» **Instruction**: Keep only the lines that hold the string "JSON", filtering out the rest of the entries below.

[begin Data extract]

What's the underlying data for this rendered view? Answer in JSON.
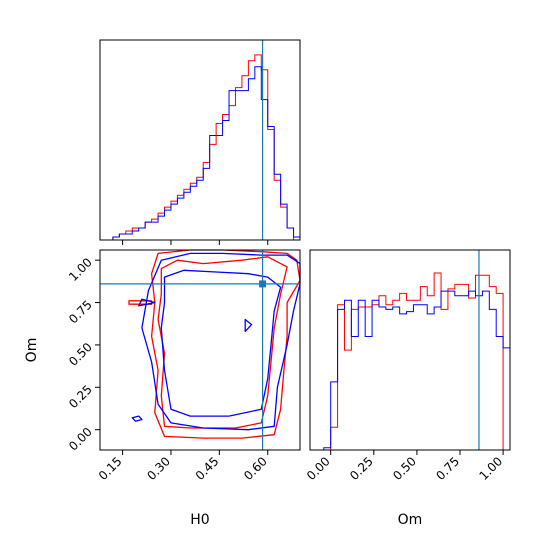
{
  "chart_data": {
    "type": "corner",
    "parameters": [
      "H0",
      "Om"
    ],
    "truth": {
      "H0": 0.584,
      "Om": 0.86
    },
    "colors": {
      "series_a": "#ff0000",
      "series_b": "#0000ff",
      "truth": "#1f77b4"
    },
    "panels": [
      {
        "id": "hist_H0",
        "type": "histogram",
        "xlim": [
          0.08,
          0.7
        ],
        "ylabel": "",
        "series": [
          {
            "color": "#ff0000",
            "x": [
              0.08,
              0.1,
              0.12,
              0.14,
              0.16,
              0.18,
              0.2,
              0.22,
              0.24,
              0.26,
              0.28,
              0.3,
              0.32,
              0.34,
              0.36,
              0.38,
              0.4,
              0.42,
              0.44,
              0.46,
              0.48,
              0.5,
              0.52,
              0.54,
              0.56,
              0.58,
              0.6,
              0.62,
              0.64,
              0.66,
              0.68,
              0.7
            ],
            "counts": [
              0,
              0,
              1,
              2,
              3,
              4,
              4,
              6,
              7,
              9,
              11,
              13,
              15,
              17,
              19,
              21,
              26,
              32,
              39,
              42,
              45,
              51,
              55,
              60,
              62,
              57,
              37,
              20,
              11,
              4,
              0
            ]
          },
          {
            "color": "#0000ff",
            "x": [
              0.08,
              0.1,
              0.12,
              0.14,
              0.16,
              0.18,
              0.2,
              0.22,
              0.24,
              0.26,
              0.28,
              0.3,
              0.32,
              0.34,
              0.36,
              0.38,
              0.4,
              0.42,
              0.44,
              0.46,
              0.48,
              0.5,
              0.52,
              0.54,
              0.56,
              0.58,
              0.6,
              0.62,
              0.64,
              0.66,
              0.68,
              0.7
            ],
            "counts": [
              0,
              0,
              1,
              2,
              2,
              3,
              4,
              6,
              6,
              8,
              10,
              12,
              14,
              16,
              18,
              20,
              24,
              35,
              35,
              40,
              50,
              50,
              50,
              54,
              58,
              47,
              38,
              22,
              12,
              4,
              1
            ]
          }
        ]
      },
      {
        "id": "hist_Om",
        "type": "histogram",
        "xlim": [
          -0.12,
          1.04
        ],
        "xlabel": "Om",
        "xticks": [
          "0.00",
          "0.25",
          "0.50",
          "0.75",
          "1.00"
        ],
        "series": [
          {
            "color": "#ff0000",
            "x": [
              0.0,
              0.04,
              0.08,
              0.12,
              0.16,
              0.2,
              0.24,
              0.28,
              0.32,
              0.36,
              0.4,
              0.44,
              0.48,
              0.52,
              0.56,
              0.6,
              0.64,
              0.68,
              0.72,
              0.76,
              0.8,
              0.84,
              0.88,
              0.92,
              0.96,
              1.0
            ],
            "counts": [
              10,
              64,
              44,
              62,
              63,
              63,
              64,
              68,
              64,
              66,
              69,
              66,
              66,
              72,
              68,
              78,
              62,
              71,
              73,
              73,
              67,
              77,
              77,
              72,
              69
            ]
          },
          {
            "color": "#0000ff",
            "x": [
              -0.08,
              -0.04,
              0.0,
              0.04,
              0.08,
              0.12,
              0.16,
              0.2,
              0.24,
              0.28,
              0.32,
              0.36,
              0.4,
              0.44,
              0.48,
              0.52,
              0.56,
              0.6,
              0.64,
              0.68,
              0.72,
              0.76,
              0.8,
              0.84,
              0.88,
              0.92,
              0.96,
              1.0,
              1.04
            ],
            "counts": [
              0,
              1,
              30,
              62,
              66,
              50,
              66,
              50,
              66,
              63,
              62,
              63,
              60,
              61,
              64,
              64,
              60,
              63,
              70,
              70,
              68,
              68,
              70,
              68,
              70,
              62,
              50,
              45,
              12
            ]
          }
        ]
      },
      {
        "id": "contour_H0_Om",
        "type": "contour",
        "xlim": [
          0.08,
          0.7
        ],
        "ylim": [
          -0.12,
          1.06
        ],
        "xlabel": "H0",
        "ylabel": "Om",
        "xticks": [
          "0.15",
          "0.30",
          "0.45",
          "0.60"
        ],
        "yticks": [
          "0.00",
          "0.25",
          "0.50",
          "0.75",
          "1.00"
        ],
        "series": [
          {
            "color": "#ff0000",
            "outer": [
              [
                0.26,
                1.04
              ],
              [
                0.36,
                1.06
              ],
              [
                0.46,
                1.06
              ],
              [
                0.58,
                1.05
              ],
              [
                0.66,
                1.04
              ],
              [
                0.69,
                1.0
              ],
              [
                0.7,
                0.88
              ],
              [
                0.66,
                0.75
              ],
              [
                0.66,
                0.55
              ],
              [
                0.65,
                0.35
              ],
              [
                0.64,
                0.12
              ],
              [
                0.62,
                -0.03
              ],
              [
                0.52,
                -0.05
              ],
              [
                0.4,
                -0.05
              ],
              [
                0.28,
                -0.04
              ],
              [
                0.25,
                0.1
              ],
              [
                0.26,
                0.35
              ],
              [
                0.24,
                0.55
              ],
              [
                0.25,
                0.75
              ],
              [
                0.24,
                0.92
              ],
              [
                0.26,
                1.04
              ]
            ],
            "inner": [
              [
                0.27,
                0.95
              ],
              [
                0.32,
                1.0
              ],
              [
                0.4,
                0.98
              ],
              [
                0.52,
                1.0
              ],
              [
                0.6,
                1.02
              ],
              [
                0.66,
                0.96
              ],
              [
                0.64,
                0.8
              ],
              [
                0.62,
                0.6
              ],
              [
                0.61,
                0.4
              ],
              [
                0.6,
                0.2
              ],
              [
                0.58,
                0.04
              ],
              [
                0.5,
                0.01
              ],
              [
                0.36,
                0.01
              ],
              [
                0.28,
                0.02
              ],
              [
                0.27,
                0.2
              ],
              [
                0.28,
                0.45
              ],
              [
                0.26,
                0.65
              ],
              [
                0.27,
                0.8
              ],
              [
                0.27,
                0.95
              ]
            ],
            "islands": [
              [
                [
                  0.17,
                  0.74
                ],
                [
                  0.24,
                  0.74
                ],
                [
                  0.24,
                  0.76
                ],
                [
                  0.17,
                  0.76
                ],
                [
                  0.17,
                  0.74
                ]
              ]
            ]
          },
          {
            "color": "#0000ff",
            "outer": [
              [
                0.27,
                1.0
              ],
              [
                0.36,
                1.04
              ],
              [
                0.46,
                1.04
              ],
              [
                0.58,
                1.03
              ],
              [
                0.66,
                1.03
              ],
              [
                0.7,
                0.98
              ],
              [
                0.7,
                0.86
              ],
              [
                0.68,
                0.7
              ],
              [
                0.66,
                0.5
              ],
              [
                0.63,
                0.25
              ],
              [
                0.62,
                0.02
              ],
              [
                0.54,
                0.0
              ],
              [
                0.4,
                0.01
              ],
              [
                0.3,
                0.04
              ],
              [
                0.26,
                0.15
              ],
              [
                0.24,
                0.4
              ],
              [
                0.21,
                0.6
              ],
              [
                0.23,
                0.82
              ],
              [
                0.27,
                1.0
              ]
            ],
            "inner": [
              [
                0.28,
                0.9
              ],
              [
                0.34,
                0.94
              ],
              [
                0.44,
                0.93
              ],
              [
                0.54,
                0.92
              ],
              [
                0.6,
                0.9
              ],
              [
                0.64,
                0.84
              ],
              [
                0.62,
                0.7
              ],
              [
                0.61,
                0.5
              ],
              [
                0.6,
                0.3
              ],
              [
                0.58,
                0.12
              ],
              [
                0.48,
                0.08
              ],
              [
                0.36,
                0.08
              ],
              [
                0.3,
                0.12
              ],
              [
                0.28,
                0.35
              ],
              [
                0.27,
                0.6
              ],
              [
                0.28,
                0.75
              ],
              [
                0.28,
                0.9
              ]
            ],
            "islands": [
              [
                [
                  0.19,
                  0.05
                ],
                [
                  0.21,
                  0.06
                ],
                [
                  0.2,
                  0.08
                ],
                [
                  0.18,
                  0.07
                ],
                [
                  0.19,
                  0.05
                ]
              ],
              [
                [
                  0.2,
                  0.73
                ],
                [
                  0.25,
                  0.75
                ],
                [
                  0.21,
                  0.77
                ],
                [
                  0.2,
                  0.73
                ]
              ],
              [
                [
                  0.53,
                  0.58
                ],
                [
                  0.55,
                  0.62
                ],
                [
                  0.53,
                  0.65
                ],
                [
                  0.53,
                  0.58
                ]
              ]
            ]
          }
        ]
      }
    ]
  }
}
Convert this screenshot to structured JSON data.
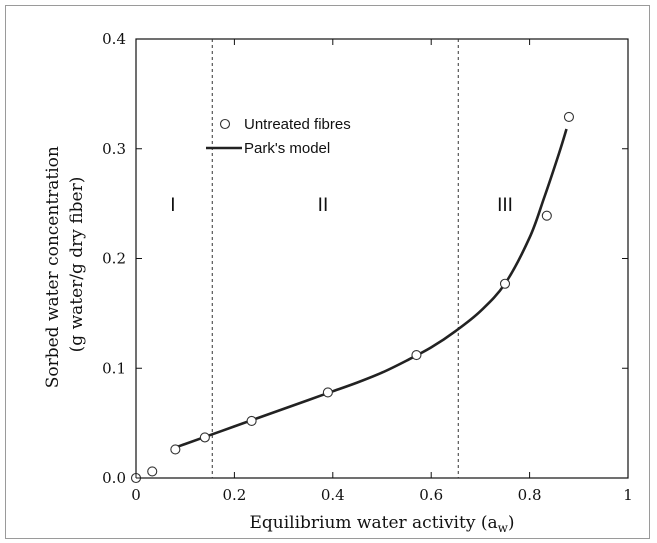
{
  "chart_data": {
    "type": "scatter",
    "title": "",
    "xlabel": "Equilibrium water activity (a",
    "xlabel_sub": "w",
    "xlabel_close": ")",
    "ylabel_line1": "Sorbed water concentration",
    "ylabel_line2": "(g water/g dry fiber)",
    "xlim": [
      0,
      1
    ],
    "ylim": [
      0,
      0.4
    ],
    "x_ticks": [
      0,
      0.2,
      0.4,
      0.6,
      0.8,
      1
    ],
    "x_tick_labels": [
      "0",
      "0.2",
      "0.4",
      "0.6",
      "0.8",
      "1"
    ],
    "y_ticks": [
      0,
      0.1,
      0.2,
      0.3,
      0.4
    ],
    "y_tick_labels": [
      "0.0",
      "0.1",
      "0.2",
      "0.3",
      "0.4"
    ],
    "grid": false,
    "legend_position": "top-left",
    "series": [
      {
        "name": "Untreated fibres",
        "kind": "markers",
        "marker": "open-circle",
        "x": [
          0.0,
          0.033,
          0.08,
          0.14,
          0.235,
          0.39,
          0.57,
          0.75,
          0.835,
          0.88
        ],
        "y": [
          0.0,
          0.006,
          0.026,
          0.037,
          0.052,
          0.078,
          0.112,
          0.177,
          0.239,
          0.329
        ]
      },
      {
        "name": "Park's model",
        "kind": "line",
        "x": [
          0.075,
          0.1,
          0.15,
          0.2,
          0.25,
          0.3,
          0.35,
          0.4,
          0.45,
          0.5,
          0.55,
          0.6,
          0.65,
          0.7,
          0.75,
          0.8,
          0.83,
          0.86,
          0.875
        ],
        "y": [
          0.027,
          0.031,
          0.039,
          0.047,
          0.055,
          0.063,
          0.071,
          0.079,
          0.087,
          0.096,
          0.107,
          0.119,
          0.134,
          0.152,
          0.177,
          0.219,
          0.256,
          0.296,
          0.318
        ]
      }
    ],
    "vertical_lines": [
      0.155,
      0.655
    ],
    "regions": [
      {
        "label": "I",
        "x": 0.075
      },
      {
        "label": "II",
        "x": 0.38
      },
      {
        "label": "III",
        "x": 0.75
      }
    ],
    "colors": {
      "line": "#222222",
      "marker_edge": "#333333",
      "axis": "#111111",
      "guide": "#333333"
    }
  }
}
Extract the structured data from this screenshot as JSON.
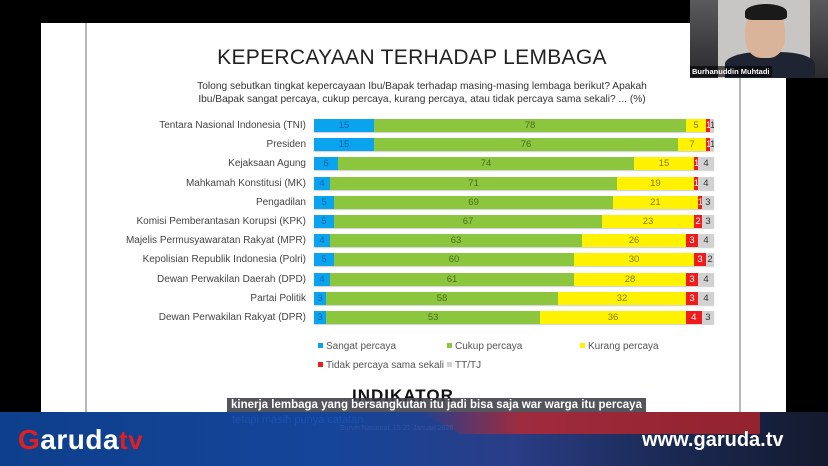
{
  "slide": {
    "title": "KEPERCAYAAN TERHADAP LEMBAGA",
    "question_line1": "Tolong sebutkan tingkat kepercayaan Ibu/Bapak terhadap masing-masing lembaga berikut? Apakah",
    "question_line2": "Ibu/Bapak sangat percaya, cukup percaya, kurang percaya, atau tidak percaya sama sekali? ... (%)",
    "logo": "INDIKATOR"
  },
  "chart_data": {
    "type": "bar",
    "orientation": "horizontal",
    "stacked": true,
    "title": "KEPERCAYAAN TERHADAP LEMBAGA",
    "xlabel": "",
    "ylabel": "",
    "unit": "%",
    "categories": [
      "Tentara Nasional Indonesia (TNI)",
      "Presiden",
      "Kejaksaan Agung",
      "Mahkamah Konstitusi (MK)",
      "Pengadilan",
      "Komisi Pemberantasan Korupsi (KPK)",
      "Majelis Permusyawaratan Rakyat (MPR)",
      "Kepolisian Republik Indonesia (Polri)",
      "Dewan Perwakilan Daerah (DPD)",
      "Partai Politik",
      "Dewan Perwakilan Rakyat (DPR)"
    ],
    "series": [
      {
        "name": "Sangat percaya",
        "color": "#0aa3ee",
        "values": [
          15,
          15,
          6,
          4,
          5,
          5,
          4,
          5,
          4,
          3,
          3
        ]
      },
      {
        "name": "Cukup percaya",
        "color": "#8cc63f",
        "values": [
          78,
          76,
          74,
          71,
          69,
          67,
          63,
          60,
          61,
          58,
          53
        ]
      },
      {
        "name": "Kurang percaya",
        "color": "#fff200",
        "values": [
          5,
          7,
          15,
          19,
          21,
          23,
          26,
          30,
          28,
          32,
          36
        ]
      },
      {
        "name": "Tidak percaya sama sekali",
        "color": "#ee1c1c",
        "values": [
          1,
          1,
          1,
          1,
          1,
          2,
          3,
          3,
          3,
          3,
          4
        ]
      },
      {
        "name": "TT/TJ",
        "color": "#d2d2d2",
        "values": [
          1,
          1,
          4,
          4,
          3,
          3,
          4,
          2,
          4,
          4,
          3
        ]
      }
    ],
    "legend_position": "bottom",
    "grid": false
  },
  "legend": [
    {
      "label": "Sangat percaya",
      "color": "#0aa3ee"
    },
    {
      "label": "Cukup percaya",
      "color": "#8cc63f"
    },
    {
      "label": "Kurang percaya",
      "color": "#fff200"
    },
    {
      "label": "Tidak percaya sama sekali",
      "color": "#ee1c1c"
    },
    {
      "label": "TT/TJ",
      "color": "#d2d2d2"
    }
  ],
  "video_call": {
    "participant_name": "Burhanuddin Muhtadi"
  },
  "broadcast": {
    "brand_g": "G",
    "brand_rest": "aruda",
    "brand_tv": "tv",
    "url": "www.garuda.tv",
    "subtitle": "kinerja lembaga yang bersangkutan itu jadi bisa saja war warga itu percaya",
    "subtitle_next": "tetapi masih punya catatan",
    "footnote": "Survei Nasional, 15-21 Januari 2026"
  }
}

[end Data extract]

» **Reply to the task**:
What's the underlying data for this rendered view? Answer in JSON.
Convert this screenshot to structured JSON data.
Extract the structured data from this screenshot as JSON.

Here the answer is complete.